# [GOAL OF THE EXERCISE]
Copy out all lines with the word "四川省平昌中学" in them.

········

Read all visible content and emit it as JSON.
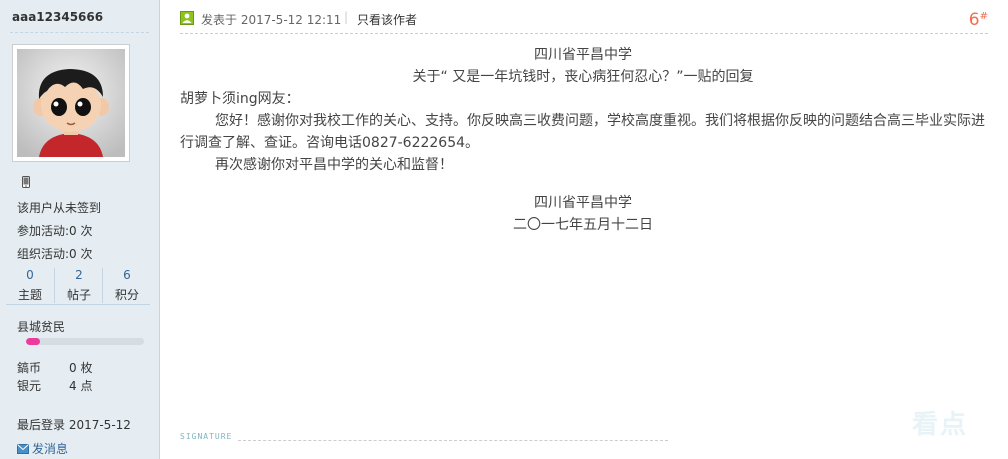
{
  "sidebar": {
    "username": "aaa12345666",
    "checkin_text": "该用户从未签到",
    "activity_join": "参加活动:0 次",
    "activity_org": "组织活动:0 次",
    "stats": [
      {
        "value": "0",
        "label": "主题"
      },
      {
        "value": "2",
        "label": "帖子"
      },
      {
        "value": "6",
        "label": "积分"
      }
    ],
    "group_name": "县城贫民",
    "group_progress": 0.12,
    "credits": [
      {
        "label": "鎬币",
        "value": "0 枚"
      },
      {
        "label": "银元",
        "value": "4 点"
      }
    ],
    "last_login": "最后登录 2017-5-12",
    "send_message": "发消息"
  },
  "post": {
    "posted_at": "发表于 2017-5-12 12:11",
    "separator": "|",
    "author_only": "只看该作者",
    "floor_number": "6",
    "floor_mark": "#",
    "title_line1": "四川省平昌中学",
    "title_line2": "关于“ 又是一年坑钱时，丧心病狂何忍心？”一贴的回复",
    "salutation": "胡萝卜须ing网友：",
    "paragraph1": "您好！感谢你对我校工作的关心、支持。你反映高三收费问题，学校高度重视。我们将根据你反映的问题结合高三毕业实际进行调查了解、查证。咨询电话0827-6222654。",
    "paragraph2": "再次感谢你对平昌中学的关心和监督！",
    "sign_org": "四川省平昌中学",
    "sign_date": "二〇一七年五月十二日"
  },
  "signature_label": "SIGNATURE",
  "colors": {
    "sidebar_bg": "#e5edf2",
    "floor_accent": "#f26c4f",
    "progress_fill": "#ee3a9a",
    "link": "#336699"
  }
}
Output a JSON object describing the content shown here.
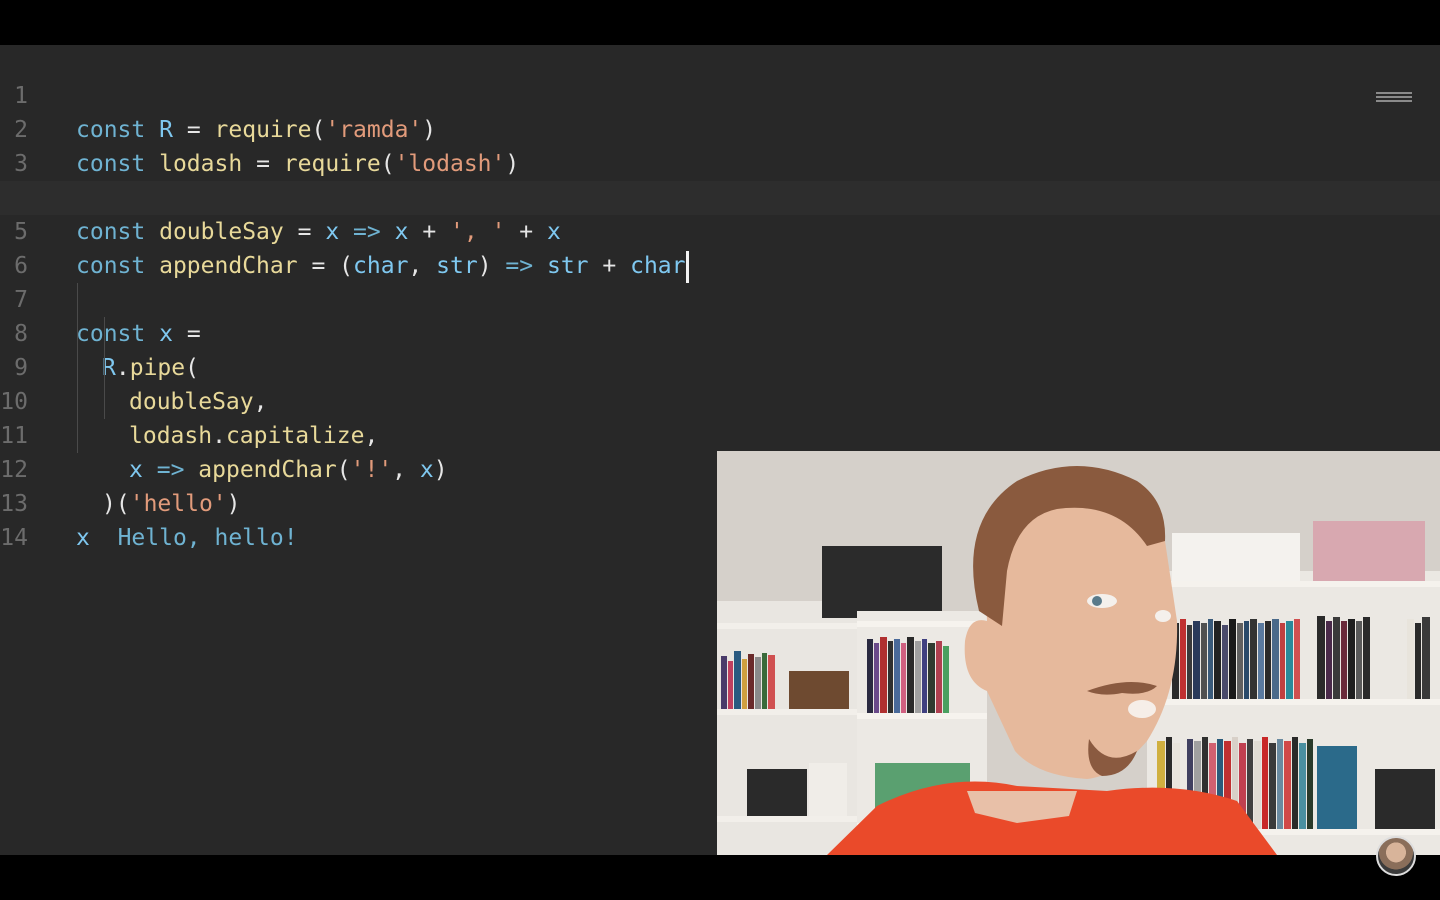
{
  "editor": {
    "line_numbers": [
      "1",
      "2",
      "3",
      "4",
      "5",
      "6",
      "7",
      "8",
      "9",
      "10",
      "11",
      "12",
      "13",
      "14"
    ],
    "lines": {
      "l1": {
        "kw": "const",
        "name": "R",
        "eq": "=",
        "fn": "require",
        "open": "(",
        "str": "'ramda'",
        "close": ")"
      },
      "l2": {
        "kw": "const",
        "name": "lodash",
        "eq": "=",
        "fn": "require",
        "open": "(",
        "str": "'lodash'",
        "close": ")"
      },
      "l4": {
        "kw": "const",
        "name": "doubleSay",
        "eq": "=",
        "p1": "x",
        "arrow": "=>",
        "p2": "x",
        "plus1": "+",
        "str": "', '",
        "plus2": "+",
        "p3": "x"
      },
      "l5": {
        "kw": "const",
        "name": "appendChar",
        "eq": "=",
        "open": "(",
        "a1": "char",
        "comma": ",",
        "a2": "str",
        "close": ")",
        "arrow": "=>",
        "b1": "str",
        "plus": "+",
        "b2": "char"
      },
      "l7": {
        "kw": "const",
        "name": "x",
        "eq": "="
      },
      "l8": {
        "obj": "R",
        "dot": ".",
        "fn": "pipe",
        "open": "("
      },
      "l9": {
        "fn": "doubleSay",
        "comma": ","
      },
      "l10": {
        "obj": "lodash",
        "dot": ".",
        "fn": "capitalize",
        "comma": ","
      },
      "l11": {
        "p": "x",
        "arrow": "=>",
        "fn": "appendChar",
        "open": "(",
        "str": "'!'",
        "comma": ",",
        "arg": "x",
        "close": ")"
      },
      "l12": {
        "close": ")",
        "open": "(",
        "str": "'hello'",
        "close2": ")"
      },
      "l13": {
        "marker": "x",
        "result": "Hello, hello!"
      }
    }
  },
  "overlay": {
    "webcam": "presenter-webcam",
    "channel_avatar": "avatar-icon"
  },
  "colors": {
    "background": "#282828",
    "keyword": "#6fb3d2",
    "function": "#e8d99a",
    "string": "#e29b7b",
    "identifier": "#7fc8f0"
  }
}
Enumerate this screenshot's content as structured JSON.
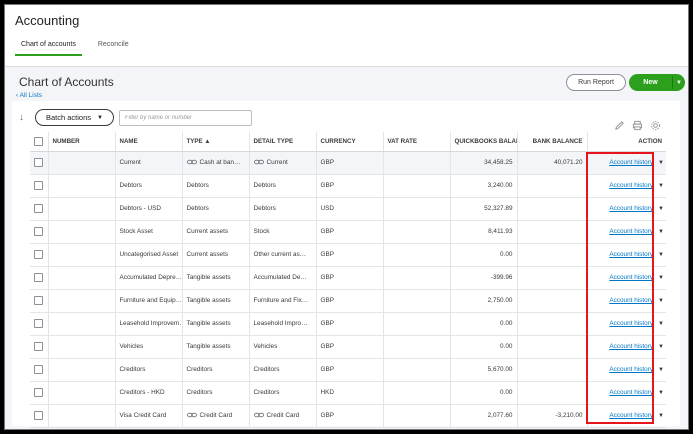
{
  "app": {
    "title": "Accounting"
  },
  "tabs": [
    {
      "label": "Chart of accounts",
      "active": true
    },
    {
      "label": "Reconcile",
      "active": false
    }
  ],
  "page": {
    "title": "Chart of Accounts",
    "back_link": "All Lists"
  },
  "buttons": {
    "run_report": "Run Report",
    "new": "New",
    "batch_actions": "Batch actions"
  },
  "filter": {
    "placeholder": "Filter by name or number",
    "value": ""
  },
  "icons": [
    "pencil-icon",
    "print-icon",
    "gear-icon",
    "sort-icon",
    "chevron-down-icon",
    "bank-link-icon"
  ],
  "colors": {
    "accent": "#2ca01c",
    "link": "#0077c5",
    "highlight": "#e8141c"
  },
  "table": {
    "headers": {
      "number": "NUMBER",
      "name": "NAME",
      "type": "TYPE ▲",
      "detail_type": "DETAIL TYPE",
      "currency": "CURRENCY",
      "vat_rate": "VAT RATE",
      "qb_balance": "QUICKBOOKS BALAI",
      "bank_balance": "BANK BALANCE",
      "action": "ACTION"
    },
    "rows": [
      {
        "number": "",
        "name": "Current",
        "type": "Cash at ban…",
        "type_icon": true,
        "detail": "Current",
        "detail_icon": true,
        "currency": "GBP",
        "vat": "",
        "qb": "34,458.25",
        "bank": "40,071.20",
        "action": "Account history",
        "shaded": true
      },
      {
        "number": "",
        "name": "Debtors",
        "type": "Debtors",
        "type_icon": false,
        "detail": "Debtors",
        "detail_icon": false,
        "currency": "GBP",
        "vat": "",
        "qb": "3,240.00",
        "bank": "",
        "action": "Account history",
        "shaded": false
      },
      {
        "number": "",
        "name": "Debtors - USD",
        "type": "Debtors",
        "type_icon": false,
        "detail": "Debtors",
        "detail_icon": false,
        "currency": "USD",
        "vat": "",
        "qb": "52,327.89",
        "bank": "",
        "action": "Account history",
        "shaded": false
      },
      {
        "number": "",
        "name": "Stock Asset",
        "type": "Current assets",
        "type_icon": false,
        "detail": "Stock",
        "detail_icon": false,
        "currency": "GBP",
        "vat": "",
        "qb": "8,411.93",
        "bank": "",
        "action": "Account history",
        "shaded": false
      },
      {
        "number": "",
        "name": "Uncategorised Asset",
        "type": "Current assets",
        "type_icon": false,
        "detail": "Other current as…",
        "detail_icon": false,
        "currency": "GBP",
        "vat": "",
        "qb": "0.00",
        "bank": "",
        "action": "Account history",
        "shaded": false
      },
      {
        "number": "",
        "name": "Accumulated Depre…",
        "type": "Tangible assets",
        "type_icon": false,
        "detail": "Accumulated De…",
        "detail_icon": false,
        "currency": "GBP",
        "vat": "",
        "qb": "-399.96",
        "bank": "",
        "action": "Account history",
        "shaded": false
      },
      {
        "number": "",
        "name": "Furniture and Equip…",
        "type": "Tangible assets",
        "type_icon": false,
        "detail": "Furniture and Fix…",
        "detail_icon": false,
        "currency": "GBP",
        "vat": "",
        "qb": "2,750.00",
        "bank": "",
        "action": "Account history",
        "shaded": false
      },
      {
        "number": "",
        "name": "Leasehold Improvem…",
        "type": "Tangible assets",
        "type_icon": false,
        "detail": "Leasehold Impro…",
        "detail_icon": false,
        "currency": "GBP",
        "vat": "",
        "qb": "0.00",
        "bank": "",
        "action": "Account history",
        "shaded": false
      },
      {
        "number": "",
        "name": "Vehicles",
        "type": "Tangible assets",
        "type_icon": false,
        "detail": "Vehicles",
        "detail_icon": false,
        "currency": "GBP",
        "vat": "",
        "qb": "0.00",
        "bank": "",
        "action": "Account history",
        "shaded": false
      },
      {
        "number": "",
        "name": "Creditors",
        "type": "Creditors",
        "type_icon": false,
        "detail": "Creditors",
        "detail_icon": false,
        "currency": "GBP",
        "vat": "",
        "qb": "5,670.00",
        "bank": "",
        "action": "Account history",
        "shaded": false
      },
      {
        "number": "",
        "name": "Creditors - HKD",
        "type": "Creditors",
        "type_icon": false,
        "detail": "Creditors",
        "detail_icon": false,
        "currency": "HKD",
        "vat": "",
        "qb": "0.00",
        "bank": "",
        "action": "Account history",
        "shaded": false
      },
      {
        "number": "",
        "name": "Visa Credit Card",
        "type": "Credit Card",
        "type_icon": true,
        "detail": "Credit Card",
        "detail_icon": true,
        "currency": "GBP",
        "vat": "",
        "qb": "2,077.60",
        "bank": "-3,210.00",
        "action": "Account history",
        "shaded": false
      }
    ]
  }
}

········

# [TASK SOLUTION]
    "title_line1": "四川省平昌中学",
    "sign_org": "四川省平昌中学",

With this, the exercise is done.